• **What is expected**
Each entry has to be copied exactly, with nothing missed.

• **Data extract**
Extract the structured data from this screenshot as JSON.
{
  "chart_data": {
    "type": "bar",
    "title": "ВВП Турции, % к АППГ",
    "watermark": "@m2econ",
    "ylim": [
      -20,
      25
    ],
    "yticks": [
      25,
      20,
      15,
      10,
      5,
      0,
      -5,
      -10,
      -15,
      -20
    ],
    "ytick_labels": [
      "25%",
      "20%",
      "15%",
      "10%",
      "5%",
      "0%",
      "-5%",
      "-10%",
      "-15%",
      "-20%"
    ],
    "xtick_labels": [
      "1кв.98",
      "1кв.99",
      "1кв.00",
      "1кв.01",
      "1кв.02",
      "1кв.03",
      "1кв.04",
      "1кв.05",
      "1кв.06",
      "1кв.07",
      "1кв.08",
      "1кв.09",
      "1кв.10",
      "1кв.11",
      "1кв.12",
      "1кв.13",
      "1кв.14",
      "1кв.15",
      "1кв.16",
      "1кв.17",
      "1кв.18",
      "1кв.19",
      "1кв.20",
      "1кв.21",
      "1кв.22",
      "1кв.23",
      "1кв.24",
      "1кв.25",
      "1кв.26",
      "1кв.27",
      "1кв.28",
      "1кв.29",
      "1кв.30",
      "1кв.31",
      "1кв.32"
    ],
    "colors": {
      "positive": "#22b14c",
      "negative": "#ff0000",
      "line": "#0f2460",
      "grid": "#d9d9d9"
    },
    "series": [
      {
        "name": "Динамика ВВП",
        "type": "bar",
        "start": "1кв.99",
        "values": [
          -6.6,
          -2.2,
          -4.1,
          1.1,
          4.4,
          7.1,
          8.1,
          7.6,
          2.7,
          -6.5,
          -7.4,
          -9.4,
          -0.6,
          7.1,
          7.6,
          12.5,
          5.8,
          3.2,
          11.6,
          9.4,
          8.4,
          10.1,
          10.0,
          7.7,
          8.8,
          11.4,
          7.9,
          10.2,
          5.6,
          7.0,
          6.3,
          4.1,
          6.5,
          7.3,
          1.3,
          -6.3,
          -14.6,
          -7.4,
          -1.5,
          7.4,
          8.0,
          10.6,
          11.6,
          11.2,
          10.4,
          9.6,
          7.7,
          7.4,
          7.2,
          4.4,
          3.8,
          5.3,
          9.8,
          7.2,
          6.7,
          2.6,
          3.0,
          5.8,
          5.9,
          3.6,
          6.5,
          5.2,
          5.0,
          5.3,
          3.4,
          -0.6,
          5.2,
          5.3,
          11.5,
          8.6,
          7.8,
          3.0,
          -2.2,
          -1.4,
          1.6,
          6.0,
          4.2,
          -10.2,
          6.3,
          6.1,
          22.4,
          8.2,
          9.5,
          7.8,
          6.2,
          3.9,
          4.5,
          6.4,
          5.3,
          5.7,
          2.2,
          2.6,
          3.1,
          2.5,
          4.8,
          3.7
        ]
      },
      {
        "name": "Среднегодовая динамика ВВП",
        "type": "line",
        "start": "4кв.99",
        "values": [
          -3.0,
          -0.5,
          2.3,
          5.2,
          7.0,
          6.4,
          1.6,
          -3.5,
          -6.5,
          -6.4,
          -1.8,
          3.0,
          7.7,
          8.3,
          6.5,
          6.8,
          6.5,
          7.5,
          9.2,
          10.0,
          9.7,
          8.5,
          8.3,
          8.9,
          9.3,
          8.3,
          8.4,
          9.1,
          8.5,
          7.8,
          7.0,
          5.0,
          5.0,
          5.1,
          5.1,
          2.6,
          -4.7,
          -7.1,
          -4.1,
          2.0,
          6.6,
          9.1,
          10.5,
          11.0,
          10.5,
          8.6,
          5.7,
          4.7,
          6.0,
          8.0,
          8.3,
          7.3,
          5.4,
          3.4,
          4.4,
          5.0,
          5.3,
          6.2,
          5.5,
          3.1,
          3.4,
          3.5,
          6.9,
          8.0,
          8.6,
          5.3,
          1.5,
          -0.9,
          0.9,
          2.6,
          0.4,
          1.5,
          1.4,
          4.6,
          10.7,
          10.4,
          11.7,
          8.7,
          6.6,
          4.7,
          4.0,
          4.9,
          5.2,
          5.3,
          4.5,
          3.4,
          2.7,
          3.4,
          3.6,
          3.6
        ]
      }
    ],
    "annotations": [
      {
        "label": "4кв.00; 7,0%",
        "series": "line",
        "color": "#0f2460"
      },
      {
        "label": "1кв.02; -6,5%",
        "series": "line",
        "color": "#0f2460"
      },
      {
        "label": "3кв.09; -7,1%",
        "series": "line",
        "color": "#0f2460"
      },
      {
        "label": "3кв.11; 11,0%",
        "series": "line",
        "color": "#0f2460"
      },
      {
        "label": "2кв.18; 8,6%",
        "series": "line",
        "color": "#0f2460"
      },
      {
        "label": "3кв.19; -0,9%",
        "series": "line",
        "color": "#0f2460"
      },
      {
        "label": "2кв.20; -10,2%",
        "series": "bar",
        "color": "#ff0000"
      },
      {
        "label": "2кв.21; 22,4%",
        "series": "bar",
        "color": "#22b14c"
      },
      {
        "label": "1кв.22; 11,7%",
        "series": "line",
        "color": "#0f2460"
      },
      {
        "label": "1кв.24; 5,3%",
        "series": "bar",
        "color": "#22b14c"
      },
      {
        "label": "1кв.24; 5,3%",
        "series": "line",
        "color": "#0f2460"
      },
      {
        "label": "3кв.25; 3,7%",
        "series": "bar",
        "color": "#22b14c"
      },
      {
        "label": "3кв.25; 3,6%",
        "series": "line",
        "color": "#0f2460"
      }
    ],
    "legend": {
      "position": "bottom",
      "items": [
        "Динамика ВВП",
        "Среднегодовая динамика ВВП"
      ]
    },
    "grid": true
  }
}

• **Output for this task**
Extract the structured data from this screenshot as JSON.
{
  "chart_data": {
    "type": "bar",
    "title": "ВВП Турции, % к АППГ",
    "watermark": "@m2econ",
    "ylim": [
      -20,
      25
    ],
    "yticks": [
      25,
      20,
      15,
      10,
      5,
      0,
      -5,
      -10,
      -15,
      -20
    ],
    "ytick_labels": [
      "25%",
      "20%",
      "15%",
      "10%",
      "5%",
      "0%",
      "-5%",
      "-10%",
      "-15%",
      "-20%"
    ],
    "xtick_labels": [
      "1кв.98",
      "1кв.99",
      "1кв.00",
      "1кв.01",
      "1кв.02",
      "1кв.03",
      "1кв.04",
      "1кв.05",
      "1кв.06",
      "1кв.07",
      "1кв.08",
      "1кв.09",
      "1кв.10",
      "1кв.11",
      "1кв.12",
      "1кв.13",
      "1кв.14",
      "1кв.15",
      "1кв.16",
      "1кв.17",
      "1кв.18",
      "1кв.19",
      "1кв.20",
      "1кв.21",
      "1кв.22",
      "1кв.23",
      "1кв.24",
      "1кв.25",
      "1кв.26",
      "1кв.27",
      "1кв.28",
      "1кв.29",
      "1кв.30",
      "1кв.31",
      "1кв.32"
    ],
    "colors": {
      "positive": "#22b14c",
      "negative": "#ff0000",
      "line": "#0f2460",
      "grid": "#d9d9d9"
    },
    "series": [
      {
        "name": "Динамика ВВП",
        "type": "bar",
        "start": "1кв.99",
        "values": [
          -6.6,
          -2.2,
          -4.1,
          1.1,
          4.4,
          7.1,
          8.1,
          7.6,
          2.7,
          -6.5,
          -7.4,
          -9.4,
          -0.6,
          7.1,
          7.6,
          12.5,
          5.8,
          3.2,
          11.6,
          9.4,
          8.4,
          10.1,
          10.0,
          7.7,
          8.8,
          11.4,
          7.9,
          10.2,
          5.6,
          7.0,
          6.3,
          4.1,
          6.5,
          7.3,
          1.3,
          -6.3,
          -14.6,
          -7.4,
          -1.5,
          7.4,
          8.0,
          10.6,
          11.6,
          11.2,
          10.4,
          9.6,
          7.7,
          7.4,
          7.2,
          4.4,
          3.8,
          5.3,
          9.8,
          7.2,
          6.7,
          2.6,
          3.0,
          5.8,
          5.9,
          3.6,
          6.5,
          5.2,
          5.0,
          5.3,
          3.4,
          -0.6,
          5.2,
          5.3,
          11.5,
          8.6,
          7.8,
          3.0,
          -2.2,
          -1.4,
          1.6,
          6.0,
          4.2,
          -10.2,
          6.3,
          6.1,
          22.4,
          8.2,
          9.5,
          7.8,
          6.2,
          3.9,
          4.5,
          6.4,
          5.3,
          5.7,
          2.2,
          2.6,
          3.1,
          2.5,
          4.8,
          3.7
        ]
      },
      {
        "name": "Среднегодовая динамика ВВП",
        "type": "line",
        "start": "4кв.99",
        "values": [
          -3.0,
          -0.5,
          2.3,
          5.2,
          7.0,
          6.4,
          1.6,
          -3.5,
          -6.5,
          -6.4,
          -1.8,
          3.0,
          7.7,
          8.3,
          6.5,
          6.8,
          6.5,
          7.5,
          9.2,
          10.0,
          9.7,
          8.5,
          8.3,
          8.9,
          9.3,
          8.3,
          8.4,
          9.1,
          8.5,
          7.8,
          7.0,
          5.0,
          5.0,
          5.1,
          5.1,
          2.6,
          -4.7,
          -7.1,
          -4.1,
          2.0,
          6.6,
          9.1,
          10.5,
          11.0,
          10.5,
          8.6,
          5.7,
          4.7,
          6.0,
          8.0,
          8.3,
          7.3,
          5.4,
          3.4,
          4.4,
          5.0,
          5.3,
          6.2,
          5.5,
          3.1,
          3.4,
          3.5,
          6.9,
          8.0,
          8.6,
          5.3,
          1.5,
          -0.9,
          0.9,
          2.6,
          0.4,
          1.5,
          1.4,
          4.6,
          10.7,
          10.4,
          11.7,
          8.7,
          6.6,
          4.7,
          4.0,
          4.9,
          5.2,
          5.3,
          4.5,
          3.4,
          2.7,
          3.4,
          3.6,
          3.6
        ]
      }
    ],
    "annotations": [
      {
        "label": "4кв.00; 7,0%",
        "series": "line",
        "color": "#0f2460"
      },
      {
        "label": "1кв.02; -6,5%",
        "series": "line",
        "color": "#0f2460"
      },
      {
        "label": "3кв.09; -7,1%",
        "series": "line",
        "color": "#0f2460"
      },
      {
        "label": "3кв.11; 11,0%",
        "series": "line",
        "color": "#0f2460"
      },
      {
        "label": "2кв.18; 8,6%",
        "series": "line",
        "color": "#0f2460"
      },
      {
        "label": "3кв.19; -0,9%",
        "series": "line",
        "color": "#0f2460"
      },
      {
        "label": "2кв.20; -10,2%",
        "series": "bar",
        "color": "#ff0000"
      },
      {
        "label": "2кв.21; 22,4%",
        "series": "bar",
        "color": "#22b14c"
      },
      {
        "label": "1кв.22; 11,7%",
        "series": "line",
        "color": "#0f2460"
      },
      {
        "label": "1кв.24; 5,3%",
        "series": "bar",
        "color": "#22b14c"
      },
      {
        "label": "1кв.24; 5,3%",
        "series": "line",
        "color": "#0f2460"
      },
      {
        "label": "3кв.25; 3,7%",
        "series": "bar",
        "color": "#22b14c"
      },
      {
        "label": "3кв.25; 3,6%",
        "series": "line",
        "color": "#0f2460"
      }
    ],
    "legend": {
      "position": "bottom",
      "items": [
        "Динамика ВВП",
        "Среднегодовая динамика ВВП"
      ]
    },
    "grid": true
  }
}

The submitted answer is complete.